----- Materials provided -----

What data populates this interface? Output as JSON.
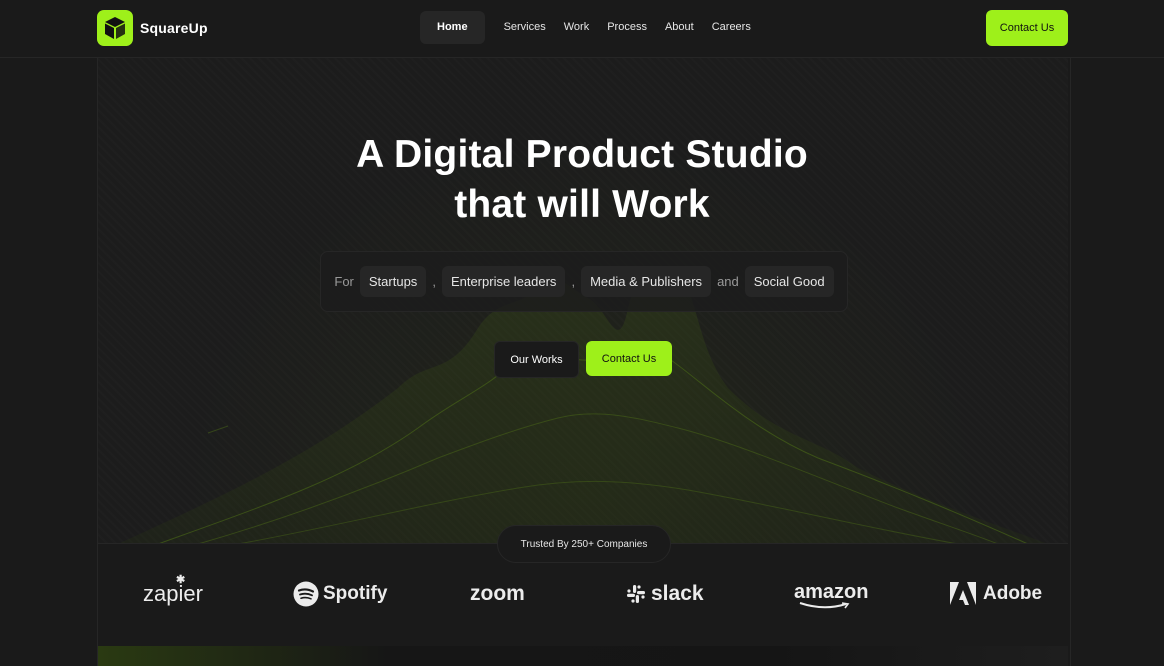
{
  "brand": {
    "name": "SquareUp",
    "logo_icon": "cube-icon",
    "accent": "#9ef01a"
  },
  "nav": {
    "items": [
      {
        "label": "Home",
        "active": true
      },
      {
        "label": "Services"
      },
      {
        "label": "Work"
      },
      {
        "label": "Process"
      },
      {
        "label": "About"
      },
      {
        "label": "Careers"
      }
    ],
    "cta": "Contact Us"
  },
  "hero": {
    "title_line1": "A Digital Product Studio",
    "title_line2": "that will Work",
    "for_label": "For",
    "audiences": [
      "Startups",
      "Enterprise leaders",
      "Media & Publishers",
      "Social Good"
    ],
    "separators": [
      ",",
      ",",
      "and"
    ],
    "primary_button": "Our Works",
    "secondary_button": "Contact Us"
  },
  "trusted": {
    "badge": "Trusted By 250+ Companies",
    "logos": [
      "zapier",
      "Spotify",
      "zoom",
      "slack",
      "amazon",
      "Adobe"
    ]
  }
}
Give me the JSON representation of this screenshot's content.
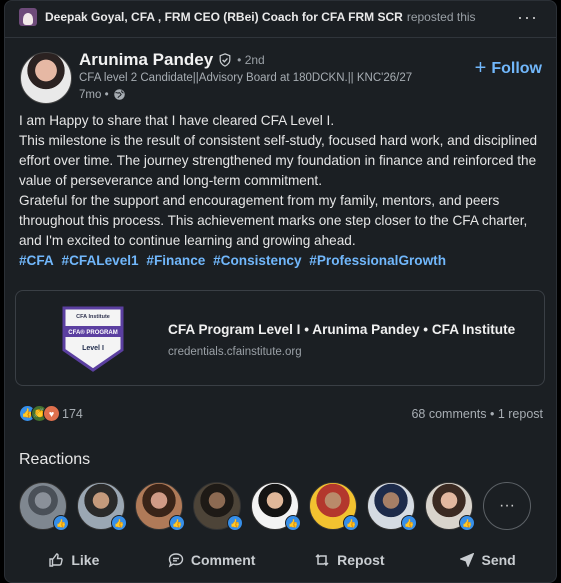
{
  "repost": {
    "actor": "Deepak Goyal, CFA , FRM CEO (RBei) Coach for CFA FRM SCR",
    "action": "reposted this"
  },
  "author": {
    "name": "Arunima Pandey",
    "degree": "• 2nd",
    "headline": "CFA level 2 Candidate||Advisory Board at 180DCKN.|| KNC'26/27",
    "time": "7mo •"
  },
  "follow_label": "Follow",
  "post": {
    "lines": [
      "I am Happy to share that I have cleared CFA Level I.",
      "This milestone is the result of consistent self-study, focused hard work, and disciplined effort over time. The journey strengthened my foundation in finance and reinforced the value of perseverance and long-term commitment.",
      "Grateful for the support and encouragement from my family, mentors, and peers throughout this process. This achievement marks one step closer to the CFA charter, and I'm excited to continue learning and growing ahead."
    ],
    "hashtags": [
      "#CFA",
      "#CFALevel1",
      "#Finance",
      "#Consistency",
      "#ProfessionalGrowth"
    ]
  },
  "credential": {
    "badge_top": "CFA Institute",
    "badge_mid": "CFA® PROGRAM",
    "badge_level": "Level I",
    "title": "CFA Program Level I • Arunima Pandey • CFA Institute",
    "url": "credentials.cfainstitute.org"
  },
  "social": {
    "reaction_count": "174",
    "comments": "68 comments • 1 repost"
  },
  "reactions_title": "Reactions",
  "actions": {
    "like": "Like",
    "comment": "Comment",
    "repost": "Repost",
    "send": "Send"
  },
  "colors": {
    "accent": "#71b7fb",
    "card_bg": "#1b1f23",
    "like_blue": "#378fe9"
  }
}
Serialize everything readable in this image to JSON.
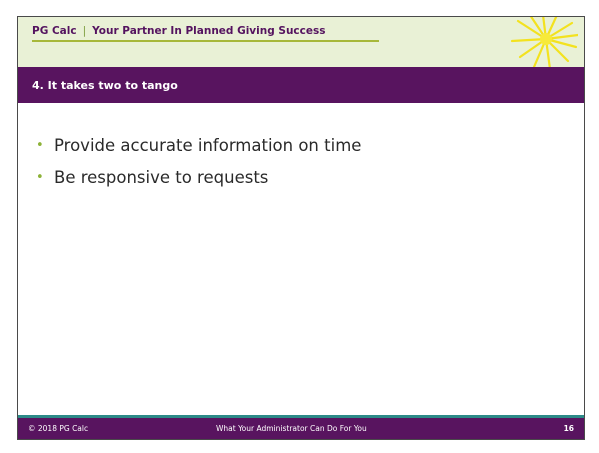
{
  "header": {
    "brand": "PG Calc",
    "separator": "|",
    "tagline": "Your Partner In Planned Giving Success"
  },
  "slide": {
    "title": "4. It takes two to tango",
    "bullets": [
      "Provide accurate information on time",
      "Be responsive to requests"
    ]
  },
  "footer": {
    "copyright": "© 2018 PG Calc",
    "center_text": "What Your Administrator Can Do For You",
    "page_number": "16"
  },
  "colors": {
    "purple": "#58145f",
    "green": "#8db238",
    "burst": "#f3e21e",
    "teal": "#2c8a88"
  }
}
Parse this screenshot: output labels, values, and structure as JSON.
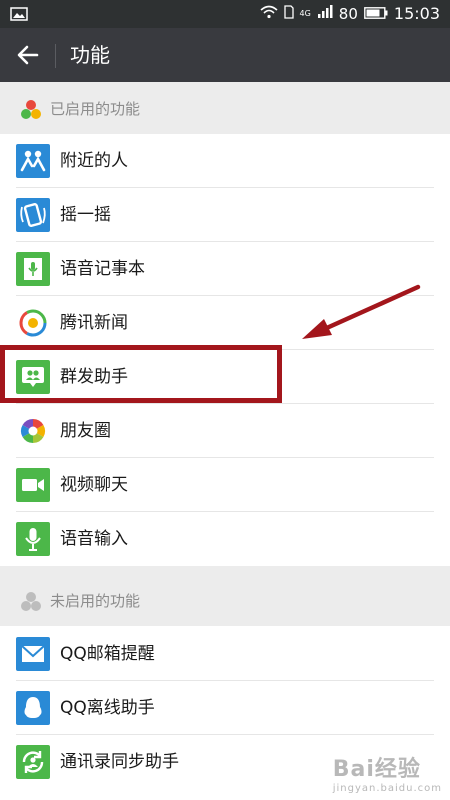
{
  "status_bar": {
    "network": "4G",
    "battery": "80",
    "time": "15:03"
  },
  "title_bar": {
    "title": "功能"
  },
  "enabled_section": {
    "header": "已启用的功能"
  },
  "enabled_items": [
    {
      "label": "附近的人",
      "icon": "people-nearby-icon"
    },
    {
      "label": "摇一摇",
      "icon": "shake-icon"
    },
    {
      "label": "语音记事本",
      "icon": "voice-notepad-icon"
    },
    {
      "label": "腾讯新闻",
      "icon": "tencent-news-icon"
    },
    {
      "label": "群发助手",
      "icon": "broadcast-assistant-icon"
    },
    {
      "label": "朋友圈",
      "icon": "moments-icon"
    },
    {
      "label": "视频聊天",
      "icon": "video-chat-icon"
    },
    {
      "label": "语音输入",
      "icon": "voice-input-icon"
    }
  ],
  "disabled_section": {
    "header": "未启用的功能"
  },
  "disabled_items": [
    {
      "label": "QQ邮箱提醒",
      "icon": "qq-mail-icon"
    },
    {
      "label": "QQ离线助手",
      "icon": "qq-offline-icon"
    },
    {
      "label": "通讯录同步助手",
      "icon": "contacts-sync-icon"
    }
  ],
  "watermark": {
    "text": "Bai",
    "text2": "经验",
    "sub": "jingyan.baidu.com"
  },
  "colors": {
    "wechat_green": "#4cb749",
    "blue": "#2a8ad6",
    "highlight_red": "#a3161c",
    "titlebar": "#393a3f"
  }
}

-----

**What you need to do**
The lines to collect are those holding the string "screenshot"; copy them all.

**Response below**
Give me the JSON representation of this screenshot's content.
Parse this screenshot: output labels, values, and structure as JSON.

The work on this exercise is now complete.